Exercise prompt: Copy every line of the material below word for word, and leave the picture out of your answer.

--- BEGIN ---

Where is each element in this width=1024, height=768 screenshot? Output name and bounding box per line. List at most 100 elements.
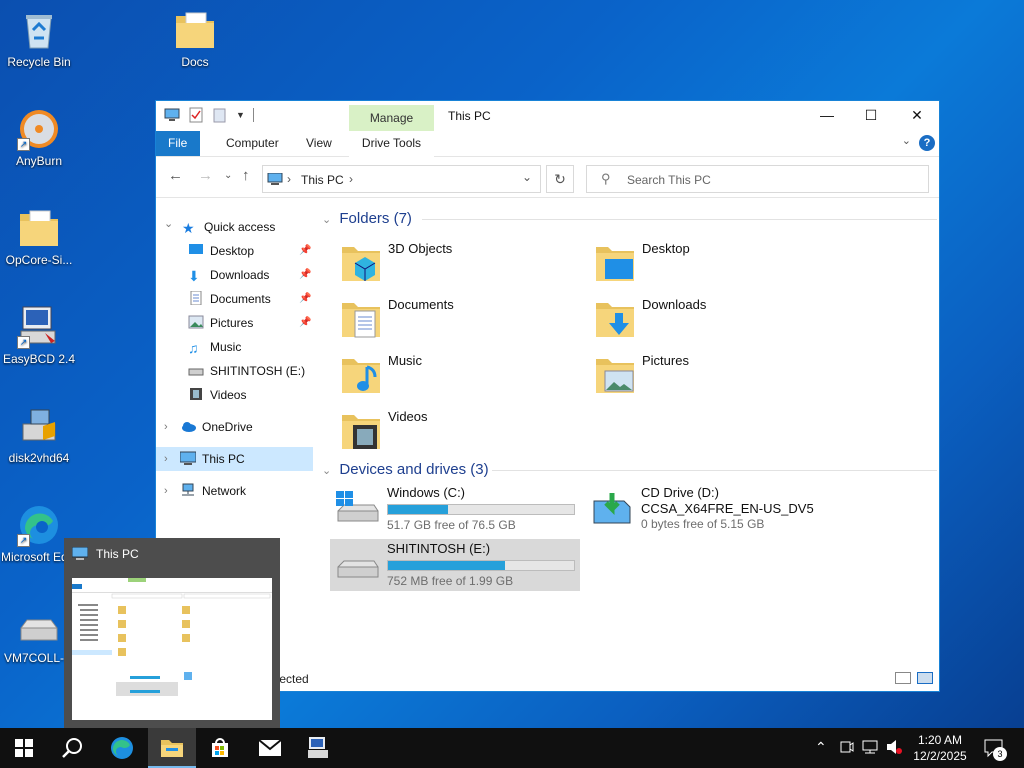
desktop-icon-easybcd[interactable]: ↗ EasyBCD 2.4 [1,305,77,367]
breadcrumb-chevron-icon[interactable]: › [349,172,353,186]
notification-center-icon[interactable]: 3 [984,738,1007,761]
nav-item-downloads[interactable]: ⬇ Downloads [188,263,269,287]
meet-now-icon[interactable] [840,739,854,758]
start-button[interactable] [0,728,48,768]
search-input[interactable]: ⚲ Search This PC [586,165,929,193]
desktop-icon-disk2vhd[interactable]: disk2vhd64 [1,404,77,466]
maximize-button[interactable]: ☐ [848,101,894,131]
taskbar: ⌃ 1:20 AM 12/2/2025 3 [0,728,1024,768]
clock-date: 12/2/2025 [913,749,967,763]
folder-videos[interactable]: Videos [341,409,581,457]
mail-icon [258,739,282,756]
document-icon [188,289,204,306]
ribbon-tabs: File Computer View Drive Tools ⌄ ? [156,131,939,183]
easybcd-icon: ↗ [17,305,61,349]
volume-muted-icon[interactable] [886,739,902,758]
customize-qat-icon[interactable]: ▼ [236,110,245,120]
recent-locations-icon[interactable]: ⌄ [224,170,232,181]
breadcrumb-this-pc[interactable]: This PC [301,173,344,187]
network-status-icon[interactable] [862,739,880,758]
refresh-button[interactable]: ↻ [546,165,574,193]
taskbar-mail[interactable] [246,728,294,768]
nav-item-music[interactable]: ♫ Music [188,335,241,359]
nav-item-shitintosh[interactable]: SHITINTOSH (E:) [188,359,305,383]
taskbar-file-explorer[interactable] [148,728,196,768]
expand-chevron-icon[interactable]: › [164,421,168,433]
taskbar-easybcd[interactable] [294,728,342,768]
pin-icon[interactable]: 📌 [299,269,311,280]
folder-music[interactable]: Music [341,353,581,401]
title-bar[interactable]: ▼ Manage This PC — ☐ ✕ [156,101,939,131]
close-button[interactable]: ✕ [894,101,940,131]
drive-shitintosh-e[interactable]: SHITINTOSH (E:) 752 MB free of 1.99 GB [330,539,580,591]
system-clock[interactable]: 1:20 AM 12/2/2025 [904,732,976,764]
search-button[interactable] [48,728,96,768]
address-bar[interactable]: › This PC › ⌄ [262,165,541,193]
folder-icon [17,206,61,250]
folder-pictures[interactable]: Pictures [595,353,835,401]
back-arrow-icon[interactable]: ← [168,167,183,184]
computer-icon[interactable] [164,107,180,123]
qat-separator [252,108,254,122]
folder-3d-objects[interactable]: 3D Objects [341,241,581,289]
desktop-icon-opcore[interactable]: OpCore-Si... [1,206,77,268]
drive-icon [17,612,61,648]
nav-item-pictures[interactable]: Pictures [188,311,253,335]
nav-item-videos[interactable]: Videos [188,383,246,407]
nav-quick-access[interactable]: ★ Quick access [182,215,275,239]
folder-documents[interactable]: Documents [341,297,581,345]
expand-chevron-icon[interactable]: › [164,485,168,497]
folder-downloads[interactable]: Downloads [595,297,835,345]
taskbar-store[interactable] [196,728,244,768]
edge-icon: ↗ [17,503,61,547]
folders-group-header[interactable]: ⌄ Folders (7) [322,208,937,230]
expand-chevron-icon[interactable]: › [164,453,168,465]
breadcrumb-chevron-icon[interactable]: › [287,172,291,186]
nav-onedrive[interactable]: OneDrive [180,415,253,439]
drive-usage-fill [388,561,506,570]
download-icon: ⬇ [188,268,200,284]
pin-icon[interactable]: 📌 [299,317,311,328]
window-thumbnail [72,578,272,720]
details-view-icon[interactable] [895,672,911,684]
expand-ribbon-icon[interactable]: ⌄ [902,134,911,147]
tab-computer[interactable]: Computer [214,131,291,156]
minimize-button[interactable]: — [804,101,850,131]
this-pc-icon [267,172,283,185]
tab-file[interactable]: File [156,131,200,156]
new-folder-icon[interactable] [212,107,228,123]
large-icons-view-icon[interactable] [917,672,933,684]
drives-group-header[interactable]: ⌄ Devices and drives (3) [322,459,937,481]
taskbar-edge[interactable] [98,728,146,768]
collapse-chevron-icon: ⌄ [322,465,332,477]
nav-item-desktop[interactable]: Desktop [188,239,254,263]
nav-network[interactable]: Network [180,479,246,503]
disc-burn-icon: ↗ [17,107,61,151]
nav-item-documents[interactable]: Documents [188,287,271,311]
show-hidden-icons-icon[interactable]: ⌃ [815,739,827,756]
pin-icon[interactable]: 📌 [299,293,311,304]
preview-title: This PC [96,547,139,561]
folder-desktop[interactable]: Desktop [595,241,835,289]
taskbar-thumbnail-preview[interactable]: This PC [64,538,280,728]
manage-contextual-tab[interactable]: Manage [349,105,434,131]
pin-icon[interactable]: 📌 [299,245,311,256]
drive-windows-c[interactable]: Windows (C:) 51.7 GB free of 76.5 GB [330,483,580,535]
up-arrow-icon[interactable]: ↑ [242,167,250,184]
drive-cd-d[interactable]: CD Drive (D:) CCSA_X64FRE_EN-US_DV5 0 by… [584,483,834,535]
address-toolbar: ← → ⌄ ↑ › This PC › ⌄ ↻ ⚲ Search This PC [156,157,939,198]
desktop-icon-docs[interactable]: Docs [157,8,233,70]
window-title: This PC [448,109,491,123]
collapse-chevron-icon[interactable]: ⌄ [164,217,173,230]
forward-arrow-icon[interactable]: → [198,167,213,184]
pictures-folder-icon [595,353,635,397]
help-icon[interactable]: ? [919,135,935,151]
desktop-icon-anyburn[interactable]: ↗ AnyBurn [1,107,77,169]
downloads-folder-icon [595,297,635,341]
desktop-icon-recycle-bin[interactable]: Recycle Bin [1,8,77,70]
address-dropdown-icon[interactable]: ⌄ [522,170,532,184]
properties-icon[interactable] [188,107,204,123]
tab-view[interactable]: View [294,131,344,156]
cd-drive-icon [590,491,634,525]
nav-this-pc[interactable]: This PC [156,447,313,471]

--- END ---

Written answer:
Where is each element in this width=1024, height=768 screenshot? Output name and bounding box per line. List at most 100 elements.
desktop-icon-easybcd[interactable]: ↗ EasyBCD 2.4 [1,305,77,367]
breadcrumb-chevron-icon[interactable]: › [349,172,353,186]
notification-center-icon[interactable]: 3 [984,738,1007,761]
nav-item-downloads[interactable]: ⬇ Downloads [188,263,269,287]
meet-now-icon[interactable] [840,739,854,758]
start-button[interactable] [0,728,48,768]
search-input[interactable]: ⚲ Search This PC [586,165,929,193]
desktop-icon-disk2vhd[interactable]: disk2vhd64 [1,404,77,466]
maximize-button[interactable]: ☐ [848,101,894,131]
taskbar: ⌃ 1:20 AM 12/2/2025 3 [0,728,1024,768]
clock-date: 12/2/2025 [913,749,967,763]
folder-videos[interactable]: Videos [341,409,581,457]
mail-icon [258,739,282,756]
document-icon [188,289,204,306]
ribbon-tabs: File Computer View Drive Tools ⌄ ? [156,131,939,183]
easybcd-icon: ↗ [17,305,61,349]
volume-muted-icon[interactable] [886,739,902,758]
customize-qat-icon[interactable]: ▼ [236,110,245,120]
recent-locations-icon[interactable]: ⌄ [224,170,232,181]
breadcrumb-this-pc[interactable]: This PC [301,173,344,187]
network-status-icon[interactable] [862,739,880,758]
refresh-button[interactable]: ↻ [546,165,574,193]
taskbar-mail[interactable] [246,728,294,768]
nav-item-music[interactable]: ♫ Music [188,335,241,359]
nav-item-shitintosh[interactable]: SHITINTOSH (E:) [188,359,305,383]
taskbar-file-explorer[interactable] [148,728,196,768]
expand-chevron-icon[interactable]: › [164,421,168,433]
taskbar-easybcd[interactable] [294,728,342,768]
pin-icon[interactable]: 📌 [299,269,311,280]
folder-music[interactable]: Music [341,353,581,401]
title-bar[interactable]: ▼ Manage This PC — ☐ ✕ [156,101,939,131]
close-button[interactable]: ✕ [894,101,940,131]
drive-shitintosh-e[interactable]: SHITINTOSH (E:) 752 MB free of 1.99 GB [330,539,580,591]
system-clock[interactable]: 1:20 AM 12/2/2025 [904,732,976,764]
search-button[interactable] [48,728,96,768]
address-bar[interactable]: › This PC › ⌄ [262,165,541,193]
folder-icon [17,206,61,250]
folder-pictures[interactable]: Pictures [595,353,835,401]
back-arrow-icon[interactable]: ← [168,167,183,184]
computer-icon[interactable] [164,107,180,123]
qat-separator [252,108,254,122]
folder-3d-objects[interactable]: 3D Objects [341,241,581,289]
desktop-icon-opcore[interactable]: OpCore-Si... [1,206,77,268]
drive-icon [17,612,61,648]
nav-item-pictures[interactable]: Pictures [188,311,253,335]
nav-item-videos[interactable]: Videos [188,383,246,407]
nav-quick-access[interactable]: ★ Quick access [182,215,275,239]
folder-documents[interactable]: Documents [341,297,581,345]
expand-chevron-icon[interactable]: › [164,485,168,497]
folder-downloads[interactable]: Downloads [595,297,835,345]
taskbar-store[interactable] [196,728,244,768]
edge-icon: ↗ [17,503,61,547]
folders-group-header[interactable]: ⌄ Folders (7) [322,208,937,230]
expand-chevron-icon[interactable]: › [164,453,168,465]
breadcrumb-chevron-icon[interactable]: › [287,172,291,186]
nav-onedrive[interactable]: OneDrive [180,415,253,439]
drive-usage-fill [388,561,506,570]
download-icon: ⬇ [188,268,200,284]
pin-icon[interactable]: 📌 [299,317,311,328]
window-thumbnail [72,578,272,720]
details-view-icon[interactable] [895,672,911,684]
expand-ribbon-icon[interactable]: ⌄ [902,134,911,147]
tab-computer[interactable]: Computer [214,131,291,156]
minimize-button[interactable]: — [804,101,850,131]
this-pc-icon [267,172,283,185]
tab-file[interactable]: File [156,131,200,156]
new-folder-icon[interactable] [212,107,228,123]
large-icons-view-icon[interactable] [917,672,933,684]
drives-group-header[interactable]: ⌄ Devices and drives (3) [322,459,937,481]
taskbar-edge[interactable] [98,728,146,768]
collapse-chevron-icon: ⌄ [322,465,332,477]
nav-item-desktop[interactable]: Desktop [188,239,254,263]
nav-network[interactable]: Network [180,479,246,503]
disc-burn-icon: ↗ [17,107,61,151]
nav-item-documents[interactable]: Documents [188,287,271,311]
show-hidden-icons-icon[interactable]: ⌃ [815,739,827,756]
pin-icon[interactable]: 📌 [299,293,311,304]
preview-title: This PC [96,547,139,561]
folder-desktop[interactable]: Desktop [595,241,835,289]
taskbar-thumbnail-preview[interactable]: This PC [64,538,280,728]
manage-contextual-tab[interactable]: Manage [349,105,434,131]
pin-icon[interactable]: 📌 [299,245,311,256]
drive-windows-c[interactable]: Windows (C:) 51.7 GB free of 76.5 GB [330,483,580,535]
up-arrow-icon[interactable]: ↑ [242,167,250,184]
drive-cd-d[interactable]: CD Drive (D:) CCSA_X64FRE_EN-US_DV5 0 by… [584,483,834,535]
address-toolbar: ← → ⌄ ↑ › This PC › ⌄ ↻ ⚲ Search This PC [156,157,939,198]
desktop-icon-docs[interactable]: Docs [157,8,233,70]
window-title: This PC [448,109,491,123]
collapse-chevron-icon[interactable]: ⌄ [164,217,173,230]
forward-arrow-icon[interactable]: → [198,167,213,184]
pictures-folder-icon [595,353,635,397]
help-icon[interactable]: ? [919,135,935,151]
desktop-icon-anyburn[interactable]: ↗ AnyBurn [1,107,77,169]
downloads-folder-icon [595,297,635,341]
desktop-icon-recycle-bin[interactable]: Recycle Bin [1,8,77,70]
address-dropdown-icon[interactable]: ⌄ [522,170,532,184]
properties-icon[interactable] [188,107,204,123]
tab-view[interactable]: View [294,131,344,156]
cd-drive-icon [590,491,634,525]
nav-this-pc[interactable]: This PC [156,447,313,471]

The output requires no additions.